### Work to complete
Restate the listing below word for word, omitting any images.

>> START Provided material

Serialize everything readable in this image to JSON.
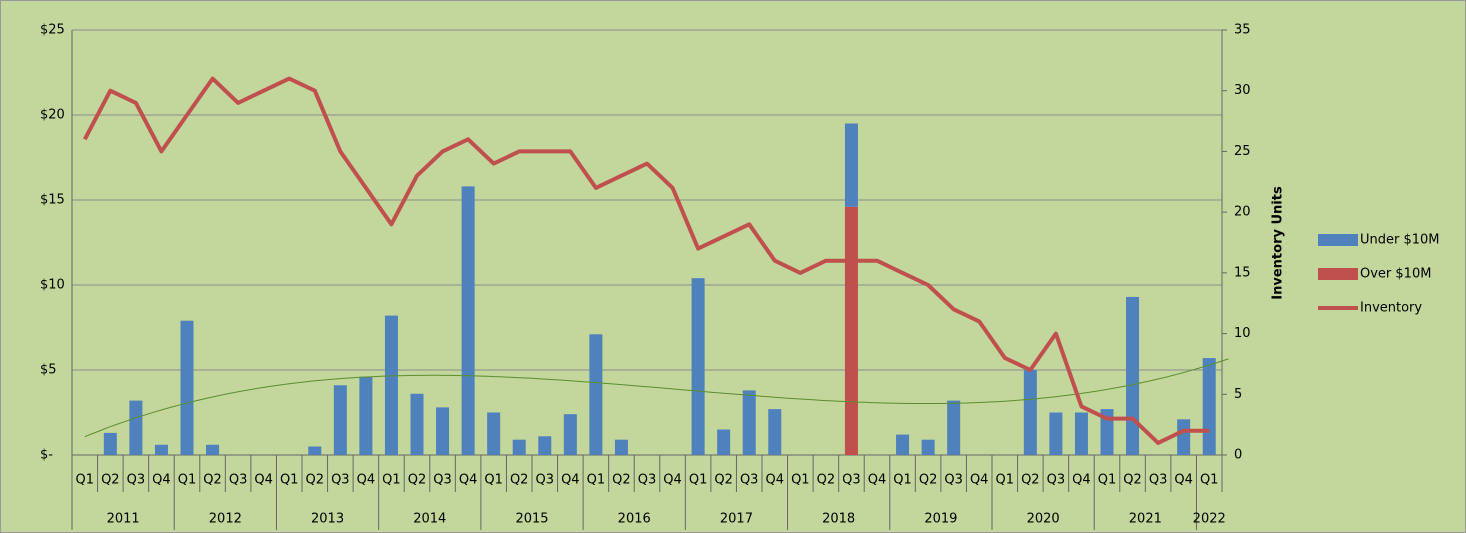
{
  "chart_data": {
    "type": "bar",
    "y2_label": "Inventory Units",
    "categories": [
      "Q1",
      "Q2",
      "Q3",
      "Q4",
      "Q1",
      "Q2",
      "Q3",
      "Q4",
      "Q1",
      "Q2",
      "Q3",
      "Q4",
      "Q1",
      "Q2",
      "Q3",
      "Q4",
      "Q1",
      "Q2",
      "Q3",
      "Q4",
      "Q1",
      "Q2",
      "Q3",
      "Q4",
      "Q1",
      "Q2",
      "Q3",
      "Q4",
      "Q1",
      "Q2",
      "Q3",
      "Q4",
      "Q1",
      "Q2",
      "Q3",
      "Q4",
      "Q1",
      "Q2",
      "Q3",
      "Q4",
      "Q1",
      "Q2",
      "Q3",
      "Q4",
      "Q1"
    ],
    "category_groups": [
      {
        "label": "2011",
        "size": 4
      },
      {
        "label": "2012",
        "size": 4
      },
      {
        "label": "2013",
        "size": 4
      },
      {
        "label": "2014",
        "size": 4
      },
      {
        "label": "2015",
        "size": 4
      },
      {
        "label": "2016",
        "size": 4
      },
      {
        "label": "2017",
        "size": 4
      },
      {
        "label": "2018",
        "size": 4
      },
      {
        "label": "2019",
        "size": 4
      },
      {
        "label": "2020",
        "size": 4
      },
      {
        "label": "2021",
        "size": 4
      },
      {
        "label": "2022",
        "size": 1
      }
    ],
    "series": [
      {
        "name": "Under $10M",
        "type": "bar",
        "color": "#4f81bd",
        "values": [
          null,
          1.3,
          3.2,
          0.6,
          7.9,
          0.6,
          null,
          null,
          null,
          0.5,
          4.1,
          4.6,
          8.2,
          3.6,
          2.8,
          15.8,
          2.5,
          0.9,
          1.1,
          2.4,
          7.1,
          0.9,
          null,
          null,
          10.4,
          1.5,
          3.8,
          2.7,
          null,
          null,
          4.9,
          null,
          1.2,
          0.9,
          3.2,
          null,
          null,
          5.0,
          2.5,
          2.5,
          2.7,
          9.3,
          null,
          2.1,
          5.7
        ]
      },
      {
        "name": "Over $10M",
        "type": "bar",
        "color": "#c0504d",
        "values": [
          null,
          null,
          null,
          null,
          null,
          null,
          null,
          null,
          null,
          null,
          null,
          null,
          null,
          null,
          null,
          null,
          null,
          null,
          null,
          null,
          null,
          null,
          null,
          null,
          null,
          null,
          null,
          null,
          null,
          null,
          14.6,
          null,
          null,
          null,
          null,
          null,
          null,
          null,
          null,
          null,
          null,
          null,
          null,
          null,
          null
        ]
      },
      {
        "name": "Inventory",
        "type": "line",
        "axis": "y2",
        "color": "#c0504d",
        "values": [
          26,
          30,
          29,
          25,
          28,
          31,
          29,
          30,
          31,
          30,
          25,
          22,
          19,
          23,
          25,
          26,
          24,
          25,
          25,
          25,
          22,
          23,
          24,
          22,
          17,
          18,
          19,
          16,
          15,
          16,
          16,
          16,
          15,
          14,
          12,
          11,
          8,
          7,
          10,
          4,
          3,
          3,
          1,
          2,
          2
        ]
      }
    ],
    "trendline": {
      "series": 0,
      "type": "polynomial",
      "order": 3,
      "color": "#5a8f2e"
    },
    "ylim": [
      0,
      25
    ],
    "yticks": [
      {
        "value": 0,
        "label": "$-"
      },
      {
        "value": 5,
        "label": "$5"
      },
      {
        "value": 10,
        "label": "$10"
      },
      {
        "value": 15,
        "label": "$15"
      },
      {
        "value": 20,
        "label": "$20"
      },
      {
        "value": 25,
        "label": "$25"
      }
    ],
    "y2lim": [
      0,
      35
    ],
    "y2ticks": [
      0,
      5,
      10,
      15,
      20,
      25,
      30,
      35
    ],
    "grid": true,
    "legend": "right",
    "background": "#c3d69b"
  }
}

>> END Provided material

### Solution for this problem
Serialize everything readable in this image to JSON.
{
  "chart_data": {
    "type": "bar",
    "y2_label": "Inventory Units",
    "categories": [
      "Q1",
      "Q2",
      "Q3",
      "Q4",
      "Q1",
      "Q2",
      "Q3",
      "Q4",
      "Q1",
      "Q2",
      "Q3",
      "Q4",
      "Q1",
      "Q2",
      "Q3",
      "Q4",
      "Q1",
      "Q2",
      "Q3",
      "Q4",
      "Q1",
      "Q2",
      "Q3",
      "Q4",
      "Q1",
      "Q2",
      "Q3",
      "Q4",
      "Q1",
      "Q2",
      "Q3",
      "Q4",
      "Q1",
      "Q2",
      "Q3",
      "Q4",
      "Q1",
      "Q2",
      "Q3",
      "Q4",
      "Q1",
      "Q2",
      "Q3",
      "Q4",
      "Q1"
    ],
    "category_groups": [
      {
        "label": "2011",
        "size": 4
      },
      {
        "label": "2012",
        "size": 4
      },
      {
        "label": "2013",
        "size": 4
      },
      {
        "label": "2014",
        "size": 4
      },
      {
        "label": "2015",
        "size": 4
      },
      {
        "label": "2016",
        "size": 4
      },
      {
        "label": "2017",
        "size": 4
      },
      {
        "label": "2018",
        "size": 4
      },
      {
        "label": "2019",
        "size": 4
      },
      {
        "label": "2020",
        "size": 4
      },
      {
        "label": "2021",
        "size": 4
      },
      {
        "label": "2022",
        "size": 1
      }
    ],
    "series": [
      {
        "name": "Under $10M",
        "type": "bar",
        "color": "#4f81bd",
        "values": [
          null,
          1.3,
          3.2,
          0.6,
          7.9,
          0.6,
          null,
          null,
          null,
          0.5,
          4.1,
          4.6,
          8.2,
          3.6,
          2.8,
          15.8,
          2.5,
          0.9,
          1.1,
          2.4,
          7.1,
          0.9,
          null,
          null,
          10.4,
          1.5,
          3.8,
          2.7,
          null,
          null,
          4.9,
          null,
          1.2,
          0.9,
          3.2,
          null,
          null,
          5.0,
          2.5,
          2.5,
          2.7,
          9.3,
          null,
          2.1,
          5.7
        ]
      },
      {
        "name": "Over $10M",
        "type": "bar",
        "color": "#c0504d",
        "values": [
          null,
          null,
          null,
          null,
          null,
          null,
          null,
          null,
          null,
          null,
          null,
          null,
          null,
          null,
          null,
          null,
          null,
          null,
          null,
          null,
          null,
          null,
          null,
          null,
          null,
          null,
          null,
          null,
          null,
          null,
          14.6,
          null,
          null,
          null,
          null,
          null,
          null,
          null,
          null,
          null,
          null,
          null,
          null,
          null,
          null
        ]
      },
      {
        "name": "Inventory",
        "type": "line",
        "axis": "y2",
        "color": "#c0504d",
        "values": [
          26,
          30,
          29,
          25,
          28,
          31,
          29,
          30,
          31,
          30,
          25,
          22,
          19,
          23,
          25,
          26,
          24,
          25,
          25,
          25,
          22,
          23,
          24,
          22,
          17,
          18,
          19,
          16,
          15,
          16,
          16,
          16,
          15,
          14,
          12,
          11,
          8,
          7,
          10,
          4,
          3,
          3,
          1,
          2,
          2
        ]
      }
    ],
    "trendline": {
      "series": 0,
      "type": "polynomial",
      "order": 3,
      "color": "#5a8f2e"
    },
    "ylim": [
      0,
      25
    ],
    "yticks": [
      {
        "value": 0,
        "label": "$-"
      },
      {
        "value": 5,
        "label": "$5"
      },
      {
        "value": 10,
        "label": "$10"
      },
      {
        "value": 15,
        "label": "$15"
      },
      {
        "value": 20,
        "label": "$20"
      },
      {
        "value": 25,
        "label": "$25"
      }
    ],
    "y2lim": [
      0,
      35
    ],
    "y2ticks": [
      0,
      5,
      10,
      15,
      20,
      25,
      30,
      35
    ],
    "grid": true,
    "legend": "right",
    "background": "#c3d69b"
  }
}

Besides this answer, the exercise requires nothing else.